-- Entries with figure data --
--------------------------------

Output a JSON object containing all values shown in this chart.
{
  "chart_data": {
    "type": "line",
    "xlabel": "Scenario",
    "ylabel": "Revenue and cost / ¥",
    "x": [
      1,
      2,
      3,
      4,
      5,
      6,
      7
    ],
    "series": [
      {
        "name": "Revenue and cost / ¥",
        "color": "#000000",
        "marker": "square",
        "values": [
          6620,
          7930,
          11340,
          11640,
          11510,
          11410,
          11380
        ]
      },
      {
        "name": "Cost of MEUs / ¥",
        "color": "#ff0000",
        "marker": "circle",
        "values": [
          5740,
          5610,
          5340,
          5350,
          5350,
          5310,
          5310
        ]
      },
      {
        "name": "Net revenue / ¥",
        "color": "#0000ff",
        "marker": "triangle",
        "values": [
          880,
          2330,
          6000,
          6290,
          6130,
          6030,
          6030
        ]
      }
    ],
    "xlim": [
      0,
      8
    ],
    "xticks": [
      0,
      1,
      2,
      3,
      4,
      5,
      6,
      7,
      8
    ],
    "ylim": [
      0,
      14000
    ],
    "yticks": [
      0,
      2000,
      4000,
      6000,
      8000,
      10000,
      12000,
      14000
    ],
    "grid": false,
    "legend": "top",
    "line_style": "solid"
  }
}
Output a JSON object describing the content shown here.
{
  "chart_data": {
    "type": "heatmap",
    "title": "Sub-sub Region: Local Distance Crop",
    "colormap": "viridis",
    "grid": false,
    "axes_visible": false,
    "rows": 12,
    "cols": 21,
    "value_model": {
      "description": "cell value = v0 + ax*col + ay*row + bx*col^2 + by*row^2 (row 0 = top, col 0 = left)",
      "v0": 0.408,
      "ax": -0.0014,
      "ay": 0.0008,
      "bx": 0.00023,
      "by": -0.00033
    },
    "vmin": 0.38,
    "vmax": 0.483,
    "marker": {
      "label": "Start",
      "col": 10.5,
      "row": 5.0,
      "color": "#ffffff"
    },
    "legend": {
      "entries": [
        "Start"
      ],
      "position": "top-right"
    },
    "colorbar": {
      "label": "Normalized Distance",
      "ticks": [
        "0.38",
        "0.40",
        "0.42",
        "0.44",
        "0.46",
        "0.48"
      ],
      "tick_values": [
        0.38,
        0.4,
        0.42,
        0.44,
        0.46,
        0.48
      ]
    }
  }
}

--------------------------------

-- AIM OF THE TASK --
Print all of the entries exactly as they appear.

-- OUTPUT OF THE TASK --
Output a JSON object containing all values shown in this chart.
{
  "chart_data": {
    "type": "line",
    "xlabel": "Scenario",
    "ylabel": "Revenue and cost / ¥",
    "x": [
      1,
      2,
      3,
      4,
      5,
      6,
      7
    ],
    "series": [
      {
        "name": "Revenue and cost / ¥",
        "color": "#000000",
        "marker": "square",
        "values": [
          6620,
          7930,
          11340,
          11640,
          11510,
          11410,
          11380
        ]
      },
      {
        "name": "Cost of MEUs / ¥",
        "color": "#ff0000",
        "marker": "circle",
        "values": [
          5740,
          5610,
          5340,
          5350,
          5350,
          5310,
          5310
        ]
      },
      {
        "name": "Net revenue / ¥",
        "color": "#0000ff",
        "marker": "triangle",
        "values": [
          880,
          2330,
          6000,
          6290,
          6130,
          6030,
          6030
        ]
      }
    ],
    "xlim": [
      0,
      8
    ],
    "xticks": [
      0,
      1,
      2,
      3,
      4,
      5,
      6,
      7,
      8
    ],
    "ylim": [
      0,
      14000
    ],
    "yticks": [
      0,
      2000,
      4000,
      6000,
      8000,
      10000,
      12000,
      14000
    ],
    "grid": false,
    "legend": "top",
    "line_style": "solid"
  }
}
Output a JSON object describing the content shown here.
{
  "chart_data": {
    "type": "heatmap",
    "title": "Sub-sub Region: Local Distance Crop",
    "colormap": "viridis",
    "grid": false,
    "axes_visible": false,
    "rows": 12,
    "cols": 21,
    "value_model": {
      "description": "cell value = v0 + ax*col + ay*row + bx*col^2 + by*row^2 (row 0 = top, col 0 = left)",
      "v0": 0.408,
      "ax": -0.0014,
      "ay": 0.0008,
      "bx": 0.00023,
      "by": -0.00033
    },
    "vmin": 0.38,
    "vmax": 0.483,
    "marker": {
      "label": "Start",
      "col": 10.5,
      "row": 5.0,
      "color": "#ffffff"
    },
    "legend": {
      "entries": [
        "Start"
      ],
      "position": "top-right"
    },
    "colorbar": {
      "label": "Normalized Distance",
      "ticks": [
        "0.38",
        "0.40",
        "0.42",
        "0.44",
        "0.46",
        "0.48"
      ],
      "tick_values": [
        0.38,
        0.4,
        0.42,
        0.44,
        0.46,
        0.48
      ]
    }
  }
}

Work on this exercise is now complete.